* [STATED EXERCISE]: Each entry here needs to be set down again exactly, please; pictures are left out.

##############################

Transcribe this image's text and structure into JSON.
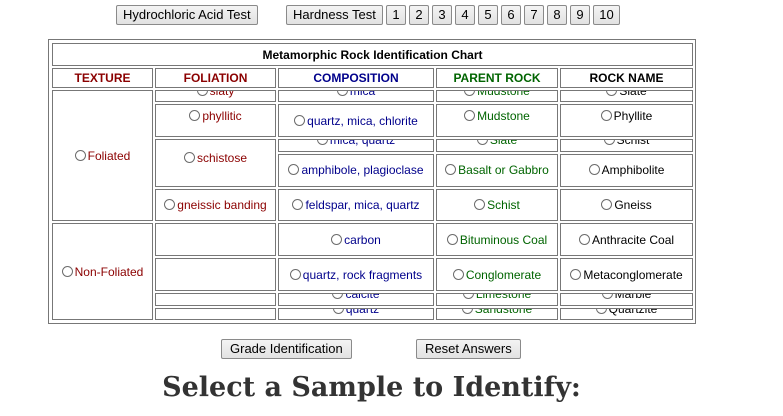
{
  "toolbar": {
    "hcl_label": "Hydrochloric Acid Test",
    "hardness_label": "Hardness Test",
    "numbers": [
      "1",
      "2",
      "3",
      "4",
      "5",
      "6",
      "7",
      "8",
      "9",
      "10"
    ]
  },
  "chart": {
    "title": "Metamorphic Rock Identification Chart",
    "headers": {
      "texture": "TEXTURE",
      "foliation": "FOLIATION",
      "composition": "COMPOSITION",
      "parent_rock": "PARENT ROCK",
      "rock_name": "ROCK NAME"
    },
    "textures": {
      "foliated": "Foliated",
      "non_foliated": "Non-Foliated"
    },
    "foliation": {
      "slaty": "slaty",
      "phyllitic": "phyllitic",
      "schistose": "schistose",
      "gneissic": "gneissic banding"
    },
    "rows": [
      {
        "composition": "mica",
        "parent": "Mudstone",
        "rock": "Slate"
      },
      {
        "composition": "quartz, mica, chlorite",
        "parent": "Mudstone",
        "rock": "Phyllite"
      },
      {
        "composition": "mica, quartz",
        "parent": "Slate",
        "rock": "Schist"
      },
      {
        "composition": "amphibole, plagioclase",
        "parent": "Basalt or Gabbro",
        "rock": "Amphibolite"
      },
      {
        "composition": "feldspar, mica, quartz",
        "parent": "Schist",
        "rock": "Gneiss"
      },
      {
        "composition": "carbon",
        "parent": "Bituminous Coal",
        "rock": "Anthracite Coal"
      },
      {
        "composition": "quartz, rock fragments",
        "parent": "Conglomerate",
        "rock": "Metaconglomerate"
      },
      {
        "composition": "calcite",
        "parent": "Limestone",
        "rock": "Marble"
      },
      {
        "composition": "quartz",
        "parent": "Sandstone",
        "rock": "Quartzite"
      }
    ]
  },
  "actions": {
    "grade_label": "Grade Identification",
    "reset_label": "Reset Answers"
  },
  "heading": "Select a Sample to Identify:",
  "colors": {
    "texture_red": "#8b0000",
    "composition_blue": "#00008b",
    "parent_green": "#006400"
  }
}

##############################

* [FINAL ANSWER]:
Transcribe this image's text and structure into JSON.
{
  "toolbar": {
    "hcl_label": "Hydrochloric Acid Test",
    "hardness_label": "Hardness Test",
    "numbers": [
      "1",
      "2",
      "3",
      "4",
      "5",
      "6",
      "7",
      "8",
      "9",
      "10"
    ]
  },
  "chart": {
    "title": "Metamorphic Rock Identification Chart",
    "headers": {
      "texture": "TEXTURE",
      "foliation": "FOLIATION",
      "composition": "COMPOSITION",
      "parent_rock": "PARENT ROCK",
      "rock_name": "ROCK NAME"
    },
    "textures": {
      "foliated": "Foliated",
      "non_foliated": "Non-Foliated"
    },
    "foliation": {
      "slaty": "slaty",
      "phyllitic": "phyllitic",
      "schistose": "schistose",
      "gneissic": "gneissic banding"
    },
    "rows": [
      {
        "composition": "mica",
        "parent": "Mudstone",
        "rock": "Slate"
      },
      {
        "composition": "quartz, mica, chlorite",
        "parent": "Mudstone",
        "rock": "Phyllite"
      },
      {
        "composition": "mica, quartz",
        "parent": "Slate",
        "rock": "Schist"
      },
      {
        "composition": "amphibole, plagioclase",
        "parent": "Basalt or Gabbro",
        "rock": "Amphibolite"
      },
      {
        "composition": "feldspar, mica, quartz",
        "parent": "Schist",
        "rock": "Gneiss"
      },
      {
        "composition": "carbon",
        "parent": "Bituminous Coal",
        "rock": "Anthracite Coal"
      },
      {
        "composition": "quartz, rock fragments",
        "parent": "Conglomerate",
        "rock": "Metaconglomerate"
      },
      {
        "composition": "calcite",
        "parent": "Limestone",
        "rock": "Marble"
      },
      {
        "composition": "quartz",
        "parent": "Sandstone",
        "rock": "Quartzite"
      }
    ]
  },
  "actions": {
    "grade_label": "Grade Identification",
    "reset_label": "Reset Answers"
  },
  "heading": "Select a Sample to Identify:",
  "colors": {
    "texture_red": "#8b0000",
    "composition_blue": "#00008b",
    "parent_green": "#006400"
  }
}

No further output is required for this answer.